→ **Short problem**:
Copy everything in the listing below word for word, apart from any images.

→ **Figure data in JSON**:
========
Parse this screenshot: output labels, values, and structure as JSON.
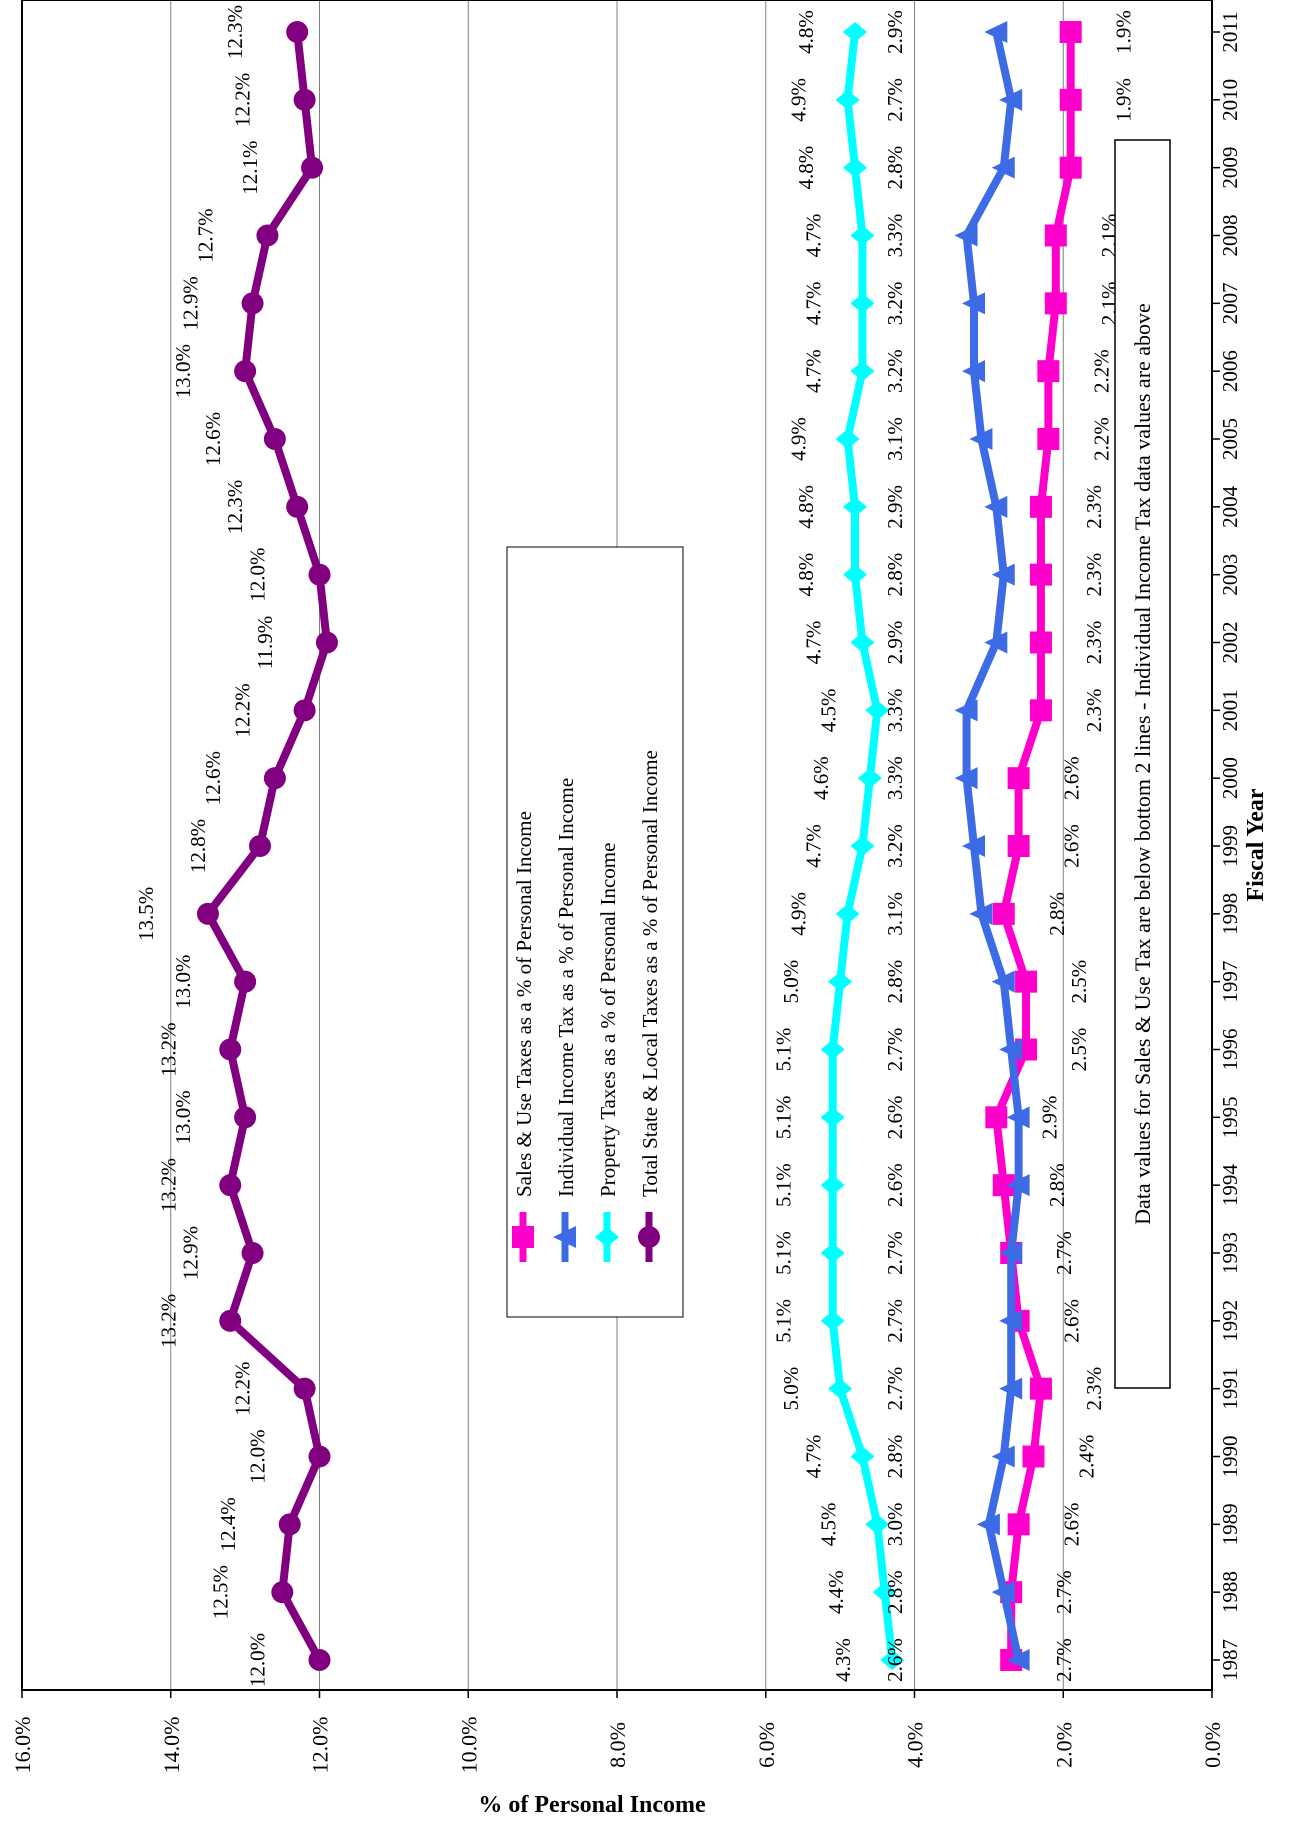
{
  "chart_data": {
    "type": "line",
    "orientation": "rotated 90 degrees clockwise (fiscal year runs top-to-bottom on the right, percent runs right-to-left)",
    "xlabel": "Fiscal Year",
    "ylabel": "% of Personal Income",
    "ylim": [
      0,
      16
    ],
    "y_ticks": [
      "0.0%",
      "2.0%",
      "4.0%",
      "6.0%",
      "8.0%",
      "10.0%",
      "12.0%",
      "14.0%",
      "16.0%"
    ],
    "grid": true,
    "categories": [
      "1987",
      "1988",
      "1989",
      "1990",
      "1991",
      "1992",
      "1993",
      "1994",
      "1995",
      "1996",
      "1997",
      "1998",
      "1999",
      "2000",
      "2001",
      "2002",
      "2003",
      "2004",
      "2005",
      "2006",
      "2007",
      "2008",
      "2009",
      "2010",
      "2011"
    ],
    "series": [
      {
        "name": "Sales & Use Taxes as a % of Personal Income",
        "color": "#ff00cc",
        "marker": "square",
        "values": [
          2.7,
          2.7,
          2.6,
          2.4,
          2.3,
          2.6,
          2.7,
          2.8,
          2.9,
          2.5,
          2.5,
          2.8,
          2.6,
          2.6,
          2.3,
          2.3,
          2.3,
          2.3,
          2.2,
          2.2,
          2.1,
          2.1,
          1.9,
          1.9,
          1.9
        ],
        "labels": [
          "2.7%",
          "2.7%",
          "2.6%",
          "2.4%",
          "2.3%",
          "2.6%",
          "2.7%",
          "2.8%",
          "2.9%",
          "2.5%",
          "2.5%",
          "2.8%",
          "2.6%",
          "2.6%",
          "2.3%",
          "2.3%",
          "2.3%",
          "2.3%",
          "2.2%",
          "2.2%",
          "2.1%",
          "2.1%",
          "1.9%",
          "1.9%",
          "1.9%"
        ]
      },
      {
        "name": "Individual Income Tax as a % of Personal Income",
        "color": "#3d6be6",
        "marker": "triangle",
        "values": [
          2.6,
          2.8,
          3.0,
          2.8,
          2.7,
          2.7,
          2.7,
          2.6,
          2.6,
          2.7,
          2.8,
          3.1,
          3.2,
          3.3,
          3.3,
          2.9,
          2.8,
          2.9,
          3.1,
          3.2,
          3.2,
          3.3,
          2.8,
          2.7,
          2.9
        ],
        "labels": [
          "2.6%",
          "2.8%",
          "3.0%",
          "2.8%",
          "2.7%",
          "2.7%",
          "2.7%",
          "2.6%",
          "2.6%",
          "2.7%",
          "2.8%",
          "3.1%",
          "3.2%",
          "3.3%",
          "3.3%",
          "2.9%",
          "2.8%",
          "2.9%",
          "3.1%",
          "3.2%",
          "3.2%",
          "3.3%",
          "2.8%",
          "2.7%",
          "2.9%"
        ]
      },
      {
        "name": "Property Taxes as a % of Personal Income",
        "color": "#00ffff",
        "marker": "diamond",
        "values": [
          4.3,
          4.4,
          4.5,
          4.7,
          5.0,
          5.1,
          5.1,
          5.1,
          5.1,
          5.1,
          5.0,
          4.9,
          4.7,
          4.6,
          4.5,
          4.7,
          4.8,
          4.8,
          4.9,
          4.7,
          4.7,
          4.7,
          4.8,
          4.9,
          4.8
        ],
        "labels": [
          "4.3%",
          "4.4%",
          "4.5%",
          "4.7%",
          "5.0%",
          "5.1%",
          "5.1%",
          "5.1%",
          "5.1%",
          "5.1%",
          "5.0%",
          "4.9%",
          "4.7%",
          "4.6%",
          "4.5%",
          "4.7%",
          "4.8%",
          "4.8%",
          "4.9%",
          "4.7%",
          "4.7%",
          "4.7%",
          "4.8%",
          "4.9%",
          "4.8%"
        ]
      },
      {
        "name": "Total State & Local Taxes as a % of Personal Income",
        "color": "#800080",
        "marker": "circle",
        "values": [
          12.0,
          12.5,
          12.4,
          12.0,
          12.2,
          13.2,
          12.9,
          13.2,
          13.0,
          13.2,
          13.0,
          13.5,
          12.8,
          12.6,
          12.2,
          11.9,
          12.0,
          12.3,
          12.6,
          13.0,
          12.9,
          12.7,
          12.1,
          12.2,
          12.3
        ],
        "labels": [
          "12.0%",
          "12.5%",
          "12.4%",
          "12.0%",
          "12.2%",
          "13.2%",
          "12.9%",
          "13.2%",
          "13.0%",
          "13.2%",
          "13.0%",
          "13.5%",
          "12.8%",
          "12.6%",
          "12.2%",
          "11.9%",
          "12.0%",
          "12.3%",
          "12.6%",
          "13.0%",
          "12.9%",
          "12.7%",
          "12.1%",
          "12.2%",
          "12.3%"
        ]
      }
    ],
    "annotation": "Data values for Sales & Use Tax are below bottom 2 lines - Individual Income Tax data values are above",
    "legend_position": "center"
  }
}
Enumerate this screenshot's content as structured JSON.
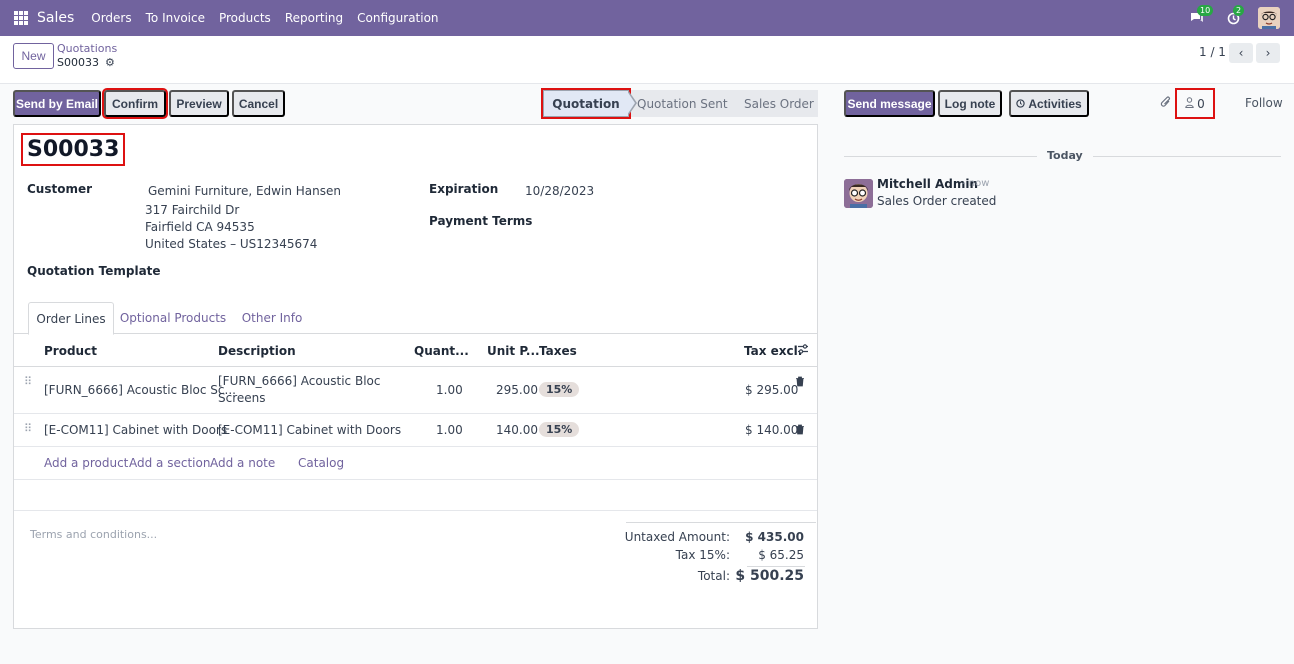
{
  "navbar": {
    "brand": "Sales",
    "menu": [
      "Orders",
      "To Invoice",
      "Products",
      "Reporting",
      "Configuration"
    ],
    "messages_badge": "10",
    "activities_badge": "2"
  },
  "control": {
    "new_label": "New",
    "breadcrumb_parent": "Quotations",
    "breadcrumb_current": "S00033",
    "pager": "1 / 1"
  },
  "actions": {
    "send_by_email": "Send by Email",
    "confirm": "Confirm",
    "preview": "Preview",
    "cancel": "Cancel"
  },
  "stages": [
    "Quotation",
    "Quotation Sent",
    "Sales Order"
  ],
  "form": {
    "name": "S00033",
    "customer_label": "Customer",
    "customer_name": "Gemini Furniture, Edwin Hansen",
    "address1": "317 Fairchild Dr",
    "address2": "Fairfield CA 94535",
    "address3": "United States – US12345674",
    "expiration_label": "Expiration",
    "expiration_value": "10/28/2023",
    "payment_terms_label": "Payment Terms",
    "quotation_template_label": "Quotation Template"
  },
  "tabs": [
    "Order Lines",
    "Optional Products",
    "Other Info"
  ],
  "columns": [
    "Product",
    "Description",
    "Quant...",
    "Unit P...",
    "Taxes",
    "Tax excl."
  ],
  "lines": [
    {
      "product": "[FURN_6666] Acoustic Bloc Sc...",
      "description1": "[FURN_6666] Acoustic Bloc",
      "description2": "Screens",
      "qty": "1.00",
      "price": "295.00",
      "tax": "15%",
      "subtotal": "$ 295.00"
    },
    {
      "product": "[E-COM11] Cabinet with Doors",
      "description1": "[E-COM11] Cabinet with Doors",
      "description2": "",
      "qty": "1.00",
      "price": "140.00",
      "tax": "15%",
      "subtotal": "$ 140.00"
    }
  ],
  "add_links": [
    "Add a product",
    "Add a section",
    "Add a note",
    "Catalog"
  ],
  "terms_placeholder": "Terms and conditions...",
  "totals": {
    "untaxed_label": "Untaxed Amount:",
    "untaxed_value": "$ 435.00",
    "tax_label": "Tax 15%:",
    "tax_value": "$ 65.25",
    "total_label": "Total:",
    "total_value": "$ 500.25"
  },
  "chatter": {
    "send_message": "Send message",
    "log_note": "Log note",
    "activities": "Activities",
    "followers_count": "0",
    "follow": "Follow",
    "date_separator": "Today",
    "author": "Mitchell Admin",
    "time": "- now",
    "message": "Sales Order created"
  }
}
========
→ **Answer to this task**:
Parse this screenshot: output labels, values, and structure as JSON.
{
  "chart_data": {
    "type": "line",
    "orientation": "rotated 90 degrees clockwise (fiscal year runs top-to-bottom on the right, percent runs right-to-left)",
    "xlabel": "Fiscal Year",
    "ylabel": "% of Personal Income",
    "ylim": [
      0,
      16
    ],
    "y_ticks": [
      "0.0%",
      "2.0%",
      "4.0%",
      "6.0%",
      "8.0%",
      "10.0%",
      "12.0%",
      "14.0%",
      "16.0%"
    ],
    "grid": true,
    "categories": [
      "1987",
      "1988",
      "1989",
      "1990",
      "1991",
      "1992",
      "1993",
      "1994",
      "1995",
      "1996",
      "1997",
      "1998",
      "1999",
      "2000",
      "2001",
      "2002",
      "2003",
      "2004",
      "2005",
      "2006",
      "2007",
      "2008",
      "2009",
      "2010",
      "2011"
    ],
    "series": [
      {
        "name": "Sales & Use Taxes as a % of Personal Income",
        "color": "#ff00cc",
        "marker": "square",
        "values": [
          2.7,
          2.7,
          2.6,
          2.4,
          2.3,
          2.6,
          2.7,
          2.8,
          2.9,
          2.5,
          2.5,
          2.8,
          2.6,
          2.6,
          2.3,
          2.3,
          2.3,
          2.3,
          2.2,
          2.2,
          2.1,
          2.1,
          1.9,
          1.9,
          1.9
        ],
        "labels": [
          "2.7%",
          "2.7%",
          "2.6%",
          "2.4%",
          "2.3%",
          "2.6%",
          "2.7%",
          "2.8%",
          "2.9%",
          "2.5%",
          "2.5%",
          "2.8%",
          "2.6%",
          "2.6%",
          "2.3%",
          "2.3%",
          "2.3%",
          "2.3%",
          "2.2%",
          "2.2%",
          "2.1%",
          "2.1%",
          "1.9%",
          "1.9%",
          "1.9%"
        ]
      },
      {
        "name": "Individual Income Tax as a % of Personal Income",
        "color": "#3d6be6",
        "marker": "triangle",
        "values": [
          2.6,
          2.8,
          3.0,
          2.8,
          2.7,
          2.7,
          2.7,
          2.6,
          2.6,
          2.7,
          2.8,
          3.1,
          3.2,
          3.3,
          3.3,
          2.9,
          2.8,
          2.9,
          3.1,
          3.2,
          3.2,
          3.3,
          2.8,
          2.7,
          2.9
        ],
        "labels": [
          "2.6%",
          "2.8%",
          "3.0%",
          "2.8%",
          "2.7%",
          "2.7%",
          "2.7%",
          "2.6%",
          "2.6%",
          "2.7%",
          "2.8%",
          "3.1%",
          "3.2%",
          "3.3%",
          "3.3%",
          "2.9%",
          "2.8%",
          "2.9%",
          "3.1%",
          "3.2%",
          "3.2%",
          "3.3%",
          "2.8%",
          "2.7%",
          "2.9%"
        ]
      },
      {
        "name": "Property Taxes as a % of Personal Income",
        "color": "#00ffff",
        "marker": "diamond",
        "values": [
          4.3,
          4.4,
          4.5,
          4.7,
          5.0,
          5.1,
          5.1,
          5.1,
          5.1,
          5.1,
          5.0,
          4.9,
          4.7,
          4.6,
          4.5,
          4.7,
          4.8,
          4.8,
          4.9,
          4.7,
          4.7,
          4.7,
          4.8,
          4.9,
          4.8
        ],
        "labels": [
          "4.3%",
          "4.4%",
          "4.5%",
          "4.7%",
          "5.0%",
          "5.1%",
          "5.1%",
          "5.1%",
          "5.1%",
          "5.1%",
          "5.0%",
          "4.9%",
          "4.7%",
          "4.6%",
          "4.5%",
          "4.7%",
          "4.8%",
          "4.8%",
          "4.9%",
          "4.7%",
          "4.7%",
          "4.7%",
          "4.8%",
          "4.9%",
          "4.8%"
        ]
      },
      {
        "name": "Total State & Local Taxes as a % of Personal Income",
        "color": "#800080",
        "marker": "circle",
        "values": [
          12.0,
          12.5,
          12.4,
          12.0,
          12.2,
          13.2,
          12.9,
          13.2,
          13.0,
          13.2,
          13.0,
          13.5,
          12.8,
          12.6,
          12.2,
          11.9,
          12.0,
          12.3,
          12.6,
          13.0,
          12.9,
          12.7,
          12.1,
          12.2,
          12.3
        ],
        "labels": [
          "12.0%",
          "12.5%",
          "12.4%",
          "12.0%",
          "12.2%",
          "13.2%",
          "12.9%",
          "13.2%",
          "13.0%",
          "13.2%",
          "13.0%",
          "13.5%",
          "12.8%",
          "12.6%",
          "12.2%",
          "11.9%",
          "12.0%",
          "12.3%",
          "12.6%",
          "13.0%",
          "12.9%",
          "12.7%",
          "12.1%",
          "12.2%",
          "12.3%"
        ]
      }
    ],
    "annotation": "Data values for Sales & Use Tax are below bottom 2 lines - Individual Income Tax data values are above",
    "legend_position": "center"
  }
}
Enumerate this screenshot's content as structured JSON.
{
  "navbar": {
    "brand": "Sales",
    "menu": [
      "Orders",
      "To Invoice",
      "Products",
      "Reporting",
      "Configuration"
    ],
    "messages_badge": "10",
    "activities_badge": "2"
  },
  "control": {
    "new_label": "New",
    "breadcrumb_parent": "Quotations",
    "breadcrumb_current": "S00033",
    "pager": "1 / 1"
  },
  "actions": {
    "send_by_email": "Send by Email",
    "confirm": "Confirm",
    "preview": "Preview",
    "cancel": "Cancel"
  },
  "stages": [
    "Quotation",
    "Quotation Sent",
    "Sales Order"
  ],
  "form": {
    "name": "S00033",
    "customer_label": "Customer",
    "customer_name": "Gemini Furniture, Edwin Hansen",
    "address1": "317 Fairchild Dr",
    "address2": "Fairfield CA 94535",
    "address3": "United States – US12345674",
    "expiration_label": "Expiration",
    "expiration_value": "10/28/2023",
    "payment_terms_label": "Payment Terms",
    "quotation_template_label": "Quotation Template"
  },
  "tabs": [
    "Order Lines",
    "Optional Products",
    "Other Info"
  ],
  "columns": [
    "Product",
    "Description",
    "Quant...",
    "Unit P...",
    "Taxes",
    "Tax excl."
  ],
  "lines": [
    {
      "product": "[FURN_6666] Acoustic Bloc Sc...",
      "description1": "[FURN_6666] Acoustic Bloc",
      "description2": "Screens",
      "qty": "1.00",
      "price": "295.00",
      "tax": "15%",
      "subtotal": "$ 295.00"
    },
    {
      "product": "[E-COM11] Cabinet with Doors",
      "description1": "[E-COM11] Cabinet with Doors",
      "description2": "",
      "qty": "1.00",
      "price": "140.00",
      "tax": "15%",
      "subtotal": "$ 140.00"
    }
  ],
  "add_links": [
    "Add a product",
    "Add a section",
    "Add a note",
    "Catalog"
  ],
  "terms_placeholder": "Terms and conditions...",
  "totals": {
    "untaxed_label": "Untaxed Amount:",
    "untaxed_value": "$ 435.00",
    "tax_label": "Tax 15%:",
    "tax_value": "$ 65.25",
    "total_label": "Total:",
    "total_value": "$ 500.25"
  },
  "chatter": {
    "send_message": "Send message",
    "log_note": "Log note",
    "activities": "Activities",
    "followers_count": "0",
    "follow": "Follow",
    "date_separator": "Today",
    "author": "Mitchell Admin",
    "time": "- now",
    "message": "Sales Order created"
  }
}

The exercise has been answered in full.